— Begin —
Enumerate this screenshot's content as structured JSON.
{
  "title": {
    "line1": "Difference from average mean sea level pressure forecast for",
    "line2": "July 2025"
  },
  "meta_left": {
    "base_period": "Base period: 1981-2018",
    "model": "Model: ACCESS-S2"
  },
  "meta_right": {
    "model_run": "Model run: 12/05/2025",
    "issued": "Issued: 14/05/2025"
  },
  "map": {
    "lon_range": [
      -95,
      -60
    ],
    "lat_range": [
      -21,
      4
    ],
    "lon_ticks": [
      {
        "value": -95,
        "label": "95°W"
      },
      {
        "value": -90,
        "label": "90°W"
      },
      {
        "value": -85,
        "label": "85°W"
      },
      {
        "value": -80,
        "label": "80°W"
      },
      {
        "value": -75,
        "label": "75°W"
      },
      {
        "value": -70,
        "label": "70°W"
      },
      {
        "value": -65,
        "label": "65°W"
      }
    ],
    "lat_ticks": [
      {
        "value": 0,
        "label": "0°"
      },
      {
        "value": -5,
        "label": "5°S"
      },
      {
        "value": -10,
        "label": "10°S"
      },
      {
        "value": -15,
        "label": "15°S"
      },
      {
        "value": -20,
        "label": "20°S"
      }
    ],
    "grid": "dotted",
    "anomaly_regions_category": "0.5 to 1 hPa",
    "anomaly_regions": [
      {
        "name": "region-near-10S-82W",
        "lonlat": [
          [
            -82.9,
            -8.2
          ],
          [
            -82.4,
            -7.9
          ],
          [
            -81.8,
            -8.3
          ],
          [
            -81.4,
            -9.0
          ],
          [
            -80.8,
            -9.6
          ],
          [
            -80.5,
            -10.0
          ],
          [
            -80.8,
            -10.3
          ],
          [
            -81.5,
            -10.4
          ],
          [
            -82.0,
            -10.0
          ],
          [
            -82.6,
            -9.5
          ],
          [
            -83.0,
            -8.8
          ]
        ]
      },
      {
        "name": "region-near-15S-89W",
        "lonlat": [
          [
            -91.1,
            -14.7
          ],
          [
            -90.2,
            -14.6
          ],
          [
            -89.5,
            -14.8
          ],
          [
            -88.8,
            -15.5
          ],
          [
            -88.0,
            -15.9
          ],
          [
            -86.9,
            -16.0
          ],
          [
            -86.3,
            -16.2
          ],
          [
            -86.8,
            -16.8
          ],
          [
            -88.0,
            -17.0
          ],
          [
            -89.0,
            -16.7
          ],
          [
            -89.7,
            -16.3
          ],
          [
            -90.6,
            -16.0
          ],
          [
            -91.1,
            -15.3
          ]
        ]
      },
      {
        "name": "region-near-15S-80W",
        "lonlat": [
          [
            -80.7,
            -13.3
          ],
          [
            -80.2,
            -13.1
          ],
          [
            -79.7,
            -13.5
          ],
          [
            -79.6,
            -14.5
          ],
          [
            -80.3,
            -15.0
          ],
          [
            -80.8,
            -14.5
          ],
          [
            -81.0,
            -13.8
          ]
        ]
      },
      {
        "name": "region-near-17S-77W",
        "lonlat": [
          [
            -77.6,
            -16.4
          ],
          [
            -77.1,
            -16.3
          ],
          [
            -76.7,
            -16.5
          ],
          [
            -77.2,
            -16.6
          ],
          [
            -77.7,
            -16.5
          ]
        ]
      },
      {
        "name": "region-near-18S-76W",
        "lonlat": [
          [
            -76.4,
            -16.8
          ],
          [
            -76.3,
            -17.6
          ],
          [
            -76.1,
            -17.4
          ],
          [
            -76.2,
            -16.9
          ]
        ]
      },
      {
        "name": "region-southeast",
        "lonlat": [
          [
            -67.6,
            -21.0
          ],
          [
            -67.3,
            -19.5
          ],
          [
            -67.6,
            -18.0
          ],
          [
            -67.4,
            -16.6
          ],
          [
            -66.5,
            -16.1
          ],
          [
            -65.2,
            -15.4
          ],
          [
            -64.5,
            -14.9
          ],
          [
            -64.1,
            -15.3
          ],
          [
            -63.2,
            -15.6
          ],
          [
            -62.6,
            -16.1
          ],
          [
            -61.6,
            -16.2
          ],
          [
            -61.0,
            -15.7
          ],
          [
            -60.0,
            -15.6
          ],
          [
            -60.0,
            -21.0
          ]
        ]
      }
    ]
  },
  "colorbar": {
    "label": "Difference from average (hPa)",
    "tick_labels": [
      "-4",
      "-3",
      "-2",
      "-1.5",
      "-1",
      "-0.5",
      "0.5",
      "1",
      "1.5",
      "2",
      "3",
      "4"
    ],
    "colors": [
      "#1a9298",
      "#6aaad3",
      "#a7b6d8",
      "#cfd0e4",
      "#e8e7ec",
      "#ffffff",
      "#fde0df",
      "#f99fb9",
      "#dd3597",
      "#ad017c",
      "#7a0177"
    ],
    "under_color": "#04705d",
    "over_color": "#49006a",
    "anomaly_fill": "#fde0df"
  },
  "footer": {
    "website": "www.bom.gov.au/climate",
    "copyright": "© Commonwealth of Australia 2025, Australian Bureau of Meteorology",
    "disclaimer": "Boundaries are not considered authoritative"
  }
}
— End —
Task directions: Write out the material from the first line to the last, exactly.

Output:
Enumerate this screenshot's content as structured JSON.
{
  "title": {
    "line1": "Difference from average mean sea level pressure forecast for",
    "line2": "July 2025"
  },
  "meta_left": {
    "base_period": "Base period: 1981-2018",
    "model": "Model: ACCESS-S2"
  },
  "meta_right": {
    "model_run": "Model run: 12/05/2025",
    "issued": "Issued: 14/05/2025"
  },
  "map": {
    "lon_range": [
      -95,
      -60
    ],
    "lat_range": [
      -21,
      4
    ],
    "lon_ticks": [
      {
        "value": -95,
        "label": "95°W"
      },
      {
        "value": -90,
        "label": "90°W"
      },
      {
        "value": -85,
        "label": "85°W"
      },
      {
        "value": -80,
        "label": "80°W"
      },
      {
        "value": -75,
        "label": "75°W"
      },
      {
        "value": -70,
        "label": "70°W"
      },
      {
        "value": -65,
        "label": "65°W"
      }
    ],
    "lat_ticks": [
      {
        "value": 0,
        "label": "0°"
      },
      {
        "value": -5,
        "label": "5°S"
      },
      {
        "value": -10,
        "label": "10°S"
      },
      {
        "value": -15,
        "label": "15°S"
      },
      {
        "value": -20,
        "label": "20°S"
      }
    ],
    "grid": "dotted",
    "anomaly_regions_category": "0.5 to 1 hPa",
    "anomaly_regions": [
      {
        "name": "region-near-10S-82W",
        "lonlat": [
          [
            -82.9,
            -8.2
          ],
          [
            -82.4,
            -7.9
          ],
          [
            -81.8,
            -8.3
          ],
          [
            -81.4,
            -9.0
          ],
          [
            -80.8,
            -9.6
          ],
          [
            -80.5,
            -10.0
          ],
          [
            -80.8,
            -10.3
          ],
          [
            -81.5,
            -10.4
          ],
          [
            -82.0,
            -10.0
          ],
          [
            -82.6,
            -9.5
          ],
          [
            -83.0,
            -8.8
          ]
        ]
      },
      {
        "name": "region-near-15S-89W",
        "lonlat": [
          [
            -91.1,
            -14.7
          ],
          [
            -90.2,
            -14.6
          ],
          [
            -89.5,
            -14.8
          ],
          [
            -88.8,
            -15.5
          ],
          [
            -88.0,
            -15.9
          ],
          [
            -86.9,
            -16.0
          ],
          [
            -86.3,
            -16.2
          ],
          [
            -86.8,
            -16.8
          ],
          [
            -88.0,
            -17.0
          ],
          [
            -89.0,
            -16.7
          ],
          [
            -89.7,
            -16.3
          ],
          [
            -90.6,
            -16.0
          ],
          [
            -91.1,
            -15.3
          ]
        ]
      },
      {
        "name": "region-near-15S-80W",
        "lonlat": [
          [
            -80.7,
            -13.3
          ],
          [
            -80.2,
            -13.1
          ],
          [
            -79.7,
            -13.5
          ],
          [
            -79.6,
            -14.5
          ],
          [
            -80.3,
            -15.0
          ],
          [
            -80.8,
            -14.5
          ],
          [
            -81.0,
            -13.8
          ]
        ]
      },
      {
        "name": "region-near-17S-77W",
        "lonlat": [
          [
            -77.6,
            -16.4
          ],
          [
            -77.1,
            -16.3
          ],
          [
            -76.7,
            -16.5
          ],
          [
            -77.2,
            -16.6
          ],
          [
            -77.7,
            -16.5
          ]
        ]
      },
      {
        "name": "region-near-18S-76W",
        "lonlat": [
          [
            -76.4,
            -16.8
          ],
          [
            -76.3,
            -17.6
          ],
          [
            -76.1,
            -17.4
          ],
          [
            -76.2,
            -16.9
          ]
        ]
      },
      {
        "name": "region-southeast",
        "lonlat": [
          [
            -67.6,
            -21.0
          ],
          [
            -67.3,
            -19.5
          ],
          [
            -67.6,
            -18.0
          ],
          [
            -67.4,
            -16.6
          ],
          [
            -66.5,
            -16.1
          ],
          [
            -65.2,
            -15.4
          ],
          [
            -64.5,
            -14.9
          ],
          [
            -64.1,
            -15.3
          ],
          [
            -63.2,
            -15.6
          ],
          [
            -62.6,
            -16.1
          ],
          [
            -61.6,
            -16.2
          ],
          [
            -61.0,
            -15.7
          ],
          [
            -60.0,
            -15.6
          ],
          [
            -60.0,
            -21.0
          ]
        ]
      }
    ]
  },
  "colorbar": {
    "label": "Difference from average (hPa)",
    "tick_labels": [
      "-4",
      "-3",
      "-2",
      "-1.5",
      "-1",
      "-0.5",
      "0.5",
      "1",
      "1.5",
      "2",
      "3",
      "4"
    ],
    "colors": [
      "#1a9298",
      "#6aaad3",
      "#a7b6d8",
      "#cfd0e4",
      "#e8e7ec",
      "#ffffff",
      "#fde0df",
      "#f99fb9",
      "#dd3597",
      "#ad017c",
      "#7a0177"
    ],
    "under_color": "#04705d",
    "over_color": "#49006a",
    "anomaly_fill": "#fde0df"
  },
  "footer": {
    "website": "www.bom.gov.au/climate",
    "copyright": "© Commonwealth of Australia 2025, Australian Bureau of Meteorology",
    "disclaimer": "Boundaries are not considered authoritative"
  }
}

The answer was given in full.